WRITTEN REQUEST: Identify and copy all lines of the material where the string "SneakerSpot" is found.

GIVEN ENTRIES:
>> begin

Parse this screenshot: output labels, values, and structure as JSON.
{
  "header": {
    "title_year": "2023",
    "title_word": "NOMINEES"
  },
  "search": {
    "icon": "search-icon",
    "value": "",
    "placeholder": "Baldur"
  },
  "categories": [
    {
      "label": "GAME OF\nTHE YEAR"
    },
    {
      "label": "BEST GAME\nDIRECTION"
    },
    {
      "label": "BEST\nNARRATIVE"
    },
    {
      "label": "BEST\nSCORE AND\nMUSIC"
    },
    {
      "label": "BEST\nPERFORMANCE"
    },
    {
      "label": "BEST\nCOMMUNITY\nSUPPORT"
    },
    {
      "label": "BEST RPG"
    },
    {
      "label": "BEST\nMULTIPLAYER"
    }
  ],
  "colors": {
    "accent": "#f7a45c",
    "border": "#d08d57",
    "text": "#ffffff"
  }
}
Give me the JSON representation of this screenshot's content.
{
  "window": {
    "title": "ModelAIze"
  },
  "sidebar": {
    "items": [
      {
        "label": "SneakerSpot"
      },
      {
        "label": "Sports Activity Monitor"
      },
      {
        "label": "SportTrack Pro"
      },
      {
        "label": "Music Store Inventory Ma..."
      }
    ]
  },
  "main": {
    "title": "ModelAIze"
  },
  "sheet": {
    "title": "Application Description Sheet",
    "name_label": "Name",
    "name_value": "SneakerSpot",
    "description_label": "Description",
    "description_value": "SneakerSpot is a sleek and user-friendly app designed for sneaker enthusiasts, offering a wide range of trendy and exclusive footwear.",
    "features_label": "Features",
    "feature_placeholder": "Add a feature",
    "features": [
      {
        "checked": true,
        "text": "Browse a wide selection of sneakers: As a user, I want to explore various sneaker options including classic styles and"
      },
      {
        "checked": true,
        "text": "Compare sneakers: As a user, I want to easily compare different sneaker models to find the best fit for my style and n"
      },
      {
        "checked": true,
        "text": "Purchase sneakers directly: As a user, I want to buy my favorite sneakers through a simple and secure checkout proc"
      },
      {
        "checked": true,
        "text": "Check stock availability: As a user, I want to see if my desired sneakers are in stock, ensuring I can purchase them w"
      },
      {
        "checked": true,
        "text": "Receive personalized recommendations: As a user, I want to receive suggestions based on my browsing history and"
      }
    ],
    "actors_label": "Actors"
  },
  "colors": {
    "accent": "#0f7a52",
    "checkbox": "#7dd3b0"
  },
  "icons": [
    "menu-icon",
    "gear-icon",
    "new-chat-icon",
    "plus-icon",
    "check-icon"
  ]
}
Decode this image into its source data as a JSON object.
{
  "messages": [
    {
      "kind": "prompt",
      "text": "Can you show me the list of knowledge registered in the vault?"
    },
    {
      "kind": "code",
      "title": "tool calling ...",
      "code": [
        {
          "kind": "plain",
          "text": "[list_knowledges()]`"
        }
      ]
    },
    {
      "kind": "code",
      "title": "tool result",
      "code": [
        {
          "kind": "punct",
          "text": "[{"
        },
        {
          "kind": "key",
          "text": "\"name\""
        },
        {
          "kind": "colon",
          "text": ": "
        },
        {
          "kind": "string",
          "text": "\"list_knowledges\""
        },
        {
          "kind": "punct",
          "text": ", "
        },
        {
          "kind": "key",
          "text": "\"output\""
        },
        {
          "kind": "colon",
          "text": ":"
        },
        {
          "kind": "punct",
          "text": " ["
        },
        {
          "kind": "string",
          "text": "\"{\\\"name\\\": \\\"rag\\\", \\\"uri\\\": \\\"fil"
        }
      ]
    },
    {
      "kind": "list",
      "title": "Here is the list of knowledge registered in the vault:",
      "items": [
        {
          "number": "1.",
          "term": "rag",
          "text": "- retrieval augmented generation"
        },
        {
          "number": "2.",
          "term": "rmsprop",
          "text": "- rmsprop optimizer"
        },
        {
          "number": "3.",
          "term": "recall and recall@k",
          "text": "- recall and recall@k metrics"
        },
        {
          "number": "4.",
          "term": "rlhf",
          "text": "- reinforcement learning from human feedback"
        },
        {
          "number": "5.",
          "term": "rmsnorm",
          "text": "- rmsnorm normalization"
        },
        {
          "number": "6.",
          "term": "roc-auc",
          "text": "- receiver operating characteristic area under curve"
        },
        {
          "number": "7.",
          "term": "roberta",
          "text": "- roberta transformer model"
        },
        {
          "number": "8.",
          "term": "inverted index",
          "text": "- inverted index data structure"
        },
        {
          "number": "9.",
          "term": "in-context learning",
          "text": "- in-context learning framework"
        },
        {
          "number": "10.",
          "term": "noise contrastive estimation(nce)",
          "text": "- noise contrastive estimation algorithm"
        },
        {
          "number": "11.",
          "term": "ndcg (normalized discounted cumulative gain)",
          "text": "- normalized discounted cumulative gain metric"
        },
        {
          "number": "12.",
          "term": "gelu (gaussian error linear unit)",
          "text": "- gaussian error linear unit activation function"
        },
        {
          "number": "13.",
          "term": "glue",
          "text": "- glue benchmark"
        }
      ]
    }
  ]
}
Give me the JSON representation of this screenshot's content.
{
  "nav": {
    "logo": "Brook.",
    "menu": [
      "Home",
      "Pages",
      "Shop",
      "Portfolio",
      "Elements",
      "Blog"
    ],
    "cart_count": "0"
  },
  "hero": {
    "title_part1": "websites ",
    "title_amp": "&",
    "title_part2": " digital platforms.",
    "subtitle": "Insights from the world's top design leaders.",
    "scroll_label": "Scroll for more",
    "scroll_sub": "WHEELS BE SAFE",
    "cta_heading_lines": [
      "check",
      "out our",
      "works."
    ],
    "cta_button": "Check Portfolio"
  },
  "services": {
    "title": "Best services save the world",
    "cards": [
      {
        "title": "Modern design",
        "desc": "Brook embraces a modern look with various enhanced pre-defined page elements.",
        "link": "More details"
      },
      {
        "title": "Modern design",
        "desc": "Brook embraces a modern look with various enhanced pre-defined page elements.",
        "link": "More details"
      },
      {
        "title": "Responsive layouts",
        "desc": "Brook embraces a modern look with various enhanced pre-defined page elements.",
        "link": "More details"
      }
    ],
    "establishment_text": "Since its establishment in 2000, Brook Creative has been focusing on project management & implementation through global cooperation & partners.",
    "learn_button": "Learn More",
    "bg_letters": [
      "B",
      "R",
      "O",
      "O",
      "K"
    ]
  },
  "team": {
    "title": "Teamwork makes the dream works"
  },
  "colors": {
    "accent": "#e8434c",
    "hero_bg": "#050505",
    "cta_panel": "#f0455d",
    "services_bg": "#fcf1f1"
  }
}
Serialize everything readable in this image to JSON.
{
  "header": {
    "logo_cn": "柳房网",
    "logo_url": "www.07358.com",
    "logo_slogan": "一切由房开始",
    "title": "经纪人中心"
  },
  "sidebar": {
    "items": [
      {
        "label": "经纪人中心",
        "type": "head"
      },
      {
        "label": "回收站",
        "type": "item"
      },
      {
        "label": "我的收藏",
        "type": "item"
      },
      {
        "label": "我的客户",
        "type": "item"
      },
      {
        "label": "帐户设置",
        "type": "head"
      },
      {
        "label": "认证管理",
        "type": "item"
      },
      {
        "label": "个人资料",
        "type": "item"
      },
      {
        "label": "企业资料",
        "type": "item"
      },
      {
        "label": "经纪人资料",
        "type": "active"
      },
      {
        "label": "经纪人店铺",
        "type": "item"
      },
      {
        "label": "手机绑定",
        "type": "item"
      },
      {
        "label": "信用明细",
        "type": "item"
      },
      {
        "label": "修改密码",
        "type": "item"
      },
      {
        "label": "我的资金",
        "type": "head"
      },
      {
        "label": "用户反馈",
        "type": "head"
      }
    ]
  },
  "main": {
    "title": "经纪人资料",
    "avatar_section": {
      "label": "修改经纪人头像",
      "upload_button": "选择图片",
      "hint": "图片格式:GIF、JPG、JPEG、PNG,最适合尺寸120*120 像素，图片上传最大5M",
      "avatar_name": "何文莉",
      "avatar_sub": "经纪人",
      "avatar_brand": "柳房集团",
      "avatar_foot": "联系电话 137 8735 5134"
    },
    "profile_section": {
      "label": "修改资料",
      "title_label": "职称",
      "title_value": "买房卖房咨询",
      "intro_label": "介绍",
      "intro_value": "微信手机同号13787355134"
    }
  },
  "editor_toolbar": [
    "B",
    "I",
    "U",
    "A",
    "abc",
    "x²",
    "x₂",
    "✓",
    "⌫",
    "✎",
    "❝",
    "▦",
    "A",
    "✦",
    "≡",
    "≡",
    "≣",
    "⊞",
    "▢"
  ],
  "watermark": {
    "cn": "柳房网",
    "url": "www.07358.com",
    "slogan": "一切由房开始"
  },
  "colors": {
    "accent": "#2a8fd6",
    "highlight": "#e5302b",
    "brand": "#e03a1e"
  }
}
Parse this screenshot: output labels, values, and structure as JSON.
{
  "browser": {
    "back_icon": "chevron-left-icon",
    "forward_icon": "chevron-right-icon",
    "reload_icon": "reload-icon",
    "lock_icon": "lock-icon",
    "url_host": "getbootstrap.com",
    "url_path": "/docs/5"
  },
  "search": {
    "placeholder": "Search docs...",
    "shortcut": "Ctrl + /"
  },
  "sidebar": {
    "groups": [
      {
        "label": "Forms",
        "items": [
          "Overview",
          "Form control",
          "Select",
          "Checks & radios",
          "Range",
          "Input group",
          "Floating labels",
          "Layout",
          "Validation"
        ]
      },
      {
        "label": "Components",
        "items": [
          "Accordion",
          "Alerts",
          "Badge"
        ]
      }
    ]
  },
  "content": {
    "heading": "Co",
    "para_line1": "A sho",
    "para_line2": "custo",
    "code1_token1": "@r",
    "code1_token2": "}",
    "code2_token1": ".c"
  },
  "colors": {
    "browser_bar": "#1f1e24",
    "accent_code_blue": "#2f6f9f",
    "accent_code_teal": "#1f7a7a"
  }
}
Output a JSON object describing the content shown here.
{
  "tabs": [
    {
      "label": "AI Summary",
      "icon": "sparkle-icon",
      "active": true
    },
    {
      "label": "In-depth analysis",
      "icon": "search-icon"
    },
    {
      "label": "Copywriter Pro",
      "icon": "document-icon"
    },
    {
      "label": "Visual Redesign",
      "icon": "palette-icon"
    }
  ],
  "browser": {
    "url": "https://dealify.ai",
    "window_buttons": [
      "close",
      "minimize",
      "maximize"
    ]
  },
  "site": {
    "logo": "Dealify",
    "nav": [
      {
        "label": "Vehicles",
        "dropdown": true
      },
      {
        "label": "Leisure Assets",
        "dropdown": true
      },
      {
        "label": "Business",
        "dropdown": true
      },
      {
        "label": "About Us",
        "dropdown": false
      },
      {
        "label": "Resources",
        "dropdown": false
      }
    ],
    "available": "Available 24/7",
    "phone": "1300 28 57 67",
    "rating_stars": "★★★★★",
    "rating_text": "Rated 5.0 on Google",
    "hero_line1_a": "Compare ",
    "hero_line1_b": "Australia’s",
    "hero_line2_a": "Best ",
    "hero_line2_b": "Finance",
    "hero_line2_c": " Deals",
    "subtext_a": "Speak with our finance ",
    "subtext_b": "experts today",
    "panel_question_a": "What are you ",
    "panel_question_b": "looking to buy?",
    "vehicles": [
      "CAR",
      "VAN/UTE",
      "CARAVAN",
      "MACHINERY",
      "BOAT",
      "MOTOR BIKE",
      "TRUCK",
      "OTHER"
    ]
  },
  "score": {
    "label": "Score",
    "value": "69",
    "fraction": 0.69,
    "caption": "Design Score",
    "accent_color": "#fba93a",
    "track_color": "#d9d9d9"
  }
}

>> end

THE RESPONSE:
        "label": "SneakerSpot"
    "name_value": "SneakerSpot",
    "description_value": "SneakerSpot is a sleek and user-friendly app designed for sneaker enthusiasts, offering a wide range of trendy and exclusive footwear.",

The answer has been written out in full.